=== RECORDS SUPPLIED ===

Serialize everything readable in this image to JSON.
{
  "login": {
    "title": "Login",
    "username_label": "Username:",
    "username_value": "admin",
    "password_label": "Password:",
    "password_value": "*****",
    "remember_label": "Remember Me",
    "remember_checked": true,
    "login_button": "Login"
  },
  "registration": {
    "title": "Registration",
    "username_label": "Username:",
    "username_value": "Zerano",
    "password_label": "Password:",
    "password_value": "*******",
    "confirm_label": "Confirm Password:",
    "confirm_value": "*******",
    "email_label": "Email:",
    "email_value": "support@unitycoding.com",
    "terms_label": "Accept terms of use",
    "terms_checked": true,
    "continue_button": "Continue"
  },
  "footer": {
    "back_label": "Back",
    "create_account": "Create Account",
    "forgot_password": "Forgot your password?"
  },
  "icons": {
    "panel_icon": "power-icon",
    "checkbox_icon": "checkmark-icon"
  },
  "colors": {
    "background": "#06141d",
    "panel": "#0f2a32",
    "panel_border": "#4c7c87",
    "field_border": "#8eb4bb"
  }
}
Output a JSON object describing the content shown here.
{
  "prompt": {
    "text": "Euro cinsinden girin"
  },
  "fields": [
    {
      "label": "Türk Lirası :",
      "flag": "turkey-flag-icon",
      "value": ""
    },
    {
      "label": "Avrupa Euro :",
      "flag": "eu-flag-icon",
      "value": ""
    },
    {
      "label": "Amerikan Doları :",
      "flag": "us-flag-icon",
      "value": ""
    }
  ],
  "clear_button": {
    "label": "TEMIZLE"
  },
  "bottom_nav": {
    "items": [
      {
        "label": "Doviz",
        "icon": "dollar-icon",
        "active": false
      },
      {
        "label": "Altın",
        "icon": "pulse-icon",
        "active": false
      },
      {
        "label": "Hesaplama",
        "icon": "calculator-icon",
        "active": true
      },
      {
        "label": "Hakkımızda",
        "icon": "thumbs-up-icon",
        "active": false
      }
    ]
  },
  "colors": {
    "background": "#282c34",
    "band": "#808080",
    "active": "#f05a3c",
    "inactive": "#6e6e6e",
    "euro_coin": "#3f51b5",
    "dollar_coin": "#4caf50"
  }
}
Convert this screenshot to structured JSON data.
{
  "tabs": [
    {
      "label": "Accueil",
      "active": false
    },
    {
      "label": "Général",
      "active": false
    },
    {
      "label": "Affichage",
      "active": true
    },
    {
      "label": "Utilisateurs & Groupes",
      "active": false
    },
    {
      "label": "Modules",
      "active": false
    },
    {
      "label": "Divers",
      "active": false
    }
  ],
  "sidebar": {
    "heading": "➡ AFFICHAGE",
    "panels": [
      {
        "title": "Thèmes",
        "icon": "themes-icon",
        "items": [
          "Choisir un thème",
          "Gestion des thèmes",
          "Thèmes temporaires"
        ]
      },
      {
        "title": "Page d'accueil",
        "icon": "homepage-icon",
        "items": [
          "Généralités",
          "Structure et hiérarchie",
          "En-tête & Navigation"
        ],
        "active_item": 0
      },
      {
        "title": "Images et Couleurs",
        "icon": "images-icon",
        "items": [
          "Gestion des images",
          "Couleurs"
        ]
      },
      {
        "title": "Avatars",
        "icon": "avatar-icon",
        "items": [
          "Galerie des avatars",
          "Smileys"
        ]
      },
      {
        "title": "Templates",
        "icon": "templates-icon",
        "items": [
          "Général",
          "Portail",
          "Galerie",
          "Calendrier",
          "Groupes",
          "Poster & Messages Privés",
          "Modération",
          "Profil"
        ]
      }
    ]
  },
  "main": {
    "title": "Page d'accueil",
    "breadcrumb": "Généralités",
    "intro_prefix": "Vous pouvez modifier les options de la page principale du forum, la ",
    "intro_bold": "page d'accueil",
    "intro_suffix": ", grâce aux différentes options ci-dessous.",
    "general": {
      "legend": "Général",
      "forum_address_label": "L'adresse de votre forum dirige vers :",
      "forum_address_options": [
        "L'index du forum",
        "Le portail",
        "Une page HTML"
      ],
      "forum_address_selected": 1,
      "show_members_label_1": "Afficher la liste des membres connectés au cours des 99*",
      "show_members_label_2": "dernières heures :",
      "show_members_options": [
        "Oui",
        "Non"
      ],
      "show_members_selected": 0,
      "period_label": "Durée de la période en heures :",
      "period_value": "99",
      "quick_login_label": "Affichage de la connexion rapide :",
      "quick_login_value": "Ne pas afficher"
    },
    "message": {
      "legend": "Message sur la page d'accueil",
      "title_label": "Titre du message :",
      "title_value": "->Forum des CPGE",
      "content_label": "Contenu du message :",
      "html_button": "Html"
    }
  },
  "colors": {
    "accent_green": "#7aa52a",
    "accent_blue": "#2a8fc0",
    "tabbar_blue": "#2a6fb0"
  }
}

===

» EXERCISE DETAILS
Write out the whole listing again. Match it word for word.

» WRITTEN ANSWER
Serialize everything readable in this image to JSON.
{
  "login": {
    "title": "Login",
    "username_label": "Username:",
    "username_value": "admin",
    "password_label": "Password:",
    "password_value": "*****",
    "remember_label": "Remember Me",
    "remember_checked": true,
    "login_button": "Login"
  },
  "registration": {
    "title": "Registration",
    "username_label": "Username:",
    "username_value": "Zerano",
    "password_label": "Password:",
    "password_value": "*******",
    "confirm_label": "Confirm Password:",
    "confirm_value": "*******",
    "email_label": "Email:",
    "email_value": "support@unitycoding.com",
    "terms_label": "Accept terms of use",
    "terms_checked": true,
    "continue_button": "Continue"
  },
  "footer": {
    "back_label": "Back",
    "create_account": "Create Account",
    "forgot_password": "Forgot your password?"
  },
  "icons": {
    "panel_icon": "power-icon",
    "checkbox_icon": "checkmark-icon"
  },
  "colors": {
    "background": "#06141d",
    "panel": "#0f2a32",
    "panel_border": "#4c7c87",
    "field_border": "#8eb4bb"
  }
}
Output a JSON object describing the content shown here.
{
  "prompt": {
    "text": "Euro cinsinden girin"
  },
  "fields": [
    {
      "label": "Türk Lirası :",
      "flag": "turkey-flag-icon",
      "value": ""
    },
    {
      "label": "Avrupa Euro :",
      "flag": "eu-flag-icon",
      "value": ""
    },
    {
      "label": "Amerikan Doları :",
      "flag": "us-flag-icon",
      "value": ""
    }
  ],
  "clear_button": {
    "label": "TEMIZLE"
  },
  "bottom_nav": {
    "items": [
      {
        "label": "Doviz",
        "icon": "dollar-icon",
        "active": false
      },
      {
        "label": "Altın",
        "icon": "pulse-icon",
        "active": false
      },
      {
        "label": "Hesaplama",
        "icon": "calculator-icon",
        "active": true
      },
      {
        "label": "Hakkımızda",
        "icon": "thumbs-up-icon",
        "active": false
      }
    ]
  },
  "colors": {
    "background": "#282c34",
    "band": "#808080",
    "active": "#f05a3c",
    "inactive": "#6e6e6e",
    "euro_coin": "#3f51b5",
    "dollar_coin": "#4caf50"
  }
}
Convert this screenshot to structured JSON data.
{
  "tabs": [
    {
      "label": "Accueil",
      "active": false
    },
    {
      "label": "Général",
      "active": false
    },
    {
      "label": "Affichage",
      "active": true
    },
    {
      "label": "Utilisateurs & Groupes",
      "active": false
    },
    {
      "label": "Modules",
      "active": false
    },
    {
      "label": "Divers",
      "active": false
    }
  ],
  "sidebar": {
    "heading": "➡ AFFICHAGE",
    "panels": [
      {
        "title": "Thèmes",
        "icon": "themes-icon",
        "items": [
          "Choisir un thème",
          "Gestion des thèmes",
          "Thèmes temporaires"
        ]
      },
      {
        "title": "Page d'accueil",
        "icon": "homepage-icon",
        "items": [
          "Généralités",
          "Structure et hiérarchie",
          "En-tête & Navigation"
        ],
        "active_item": 0
      },
      {
        "title": "Images et Couleurs",
        "icon": "images-icon",
        "items": [
          "Gestion des images",
          "Couleurs"
        ]
      },
      {
        "title": "Avatars",
        "icon": "avatar-icon",
        "items": [
          "Galerie des avatars",
          "Smileys"
        ]
      },
      {
        "title": "Templates",
        "icon": "templates-icon",
        "items": [
          "Général",
          "Portail",
          "Galerie",
          "Calendrier",
          "Groupes",
          "Poster & Messages Privés",
          "Modération",
          "Profil"
        ]
      }
    ]
  },
  "main": {
    "title": "Page d'accueil",
    "breadcrumb": "Généralités",
    "intro_prefix": "Vous pouvez modifier les options de la page principale du forum, la ",
    "intro_bold": "page d'accueil",
    "intro_suffix": ", grâce aux différentes options ci-dessous.",
    "general": {
      "legend": "Général",
      "forum_address_label": "L'adresse de votre forum dirige vers :",
      "forum_address_options": [
        "L'index du forum",
        "Le portail",
        "Une page HTML"
      ],
      "forum_address_selected": 1,
      "show_members_label_1": "Afficher la liste des membres connectés au cours des 99*",
      "show_members_label_2": "dernières heures :",
      "show_members_options": [
        "Oui",
        "Non"
      ],
      "show_members_selected": 0,
      "period_label": "Durée de la période en heures :",
      "period_value": "99",
      "quick_login_label": "Affichage de la connexion rapide :",
      "quick_login_value": "Ne pas afficher"
    },
    "message": {
      "legend": "Message sur la page d'accueil",
      "title_label": "Titre du message :",
      "title_value": "->Forum des CPGE",
      "content_label": "Contenu du message :",
      "html_button": "Html"
    }
  },
  "colors": {
    "accent_green": "#7aa52a",
    "accent_blue": "#2a8fc0",
    "tabbar_blue": "#2a6fb0"
  }
}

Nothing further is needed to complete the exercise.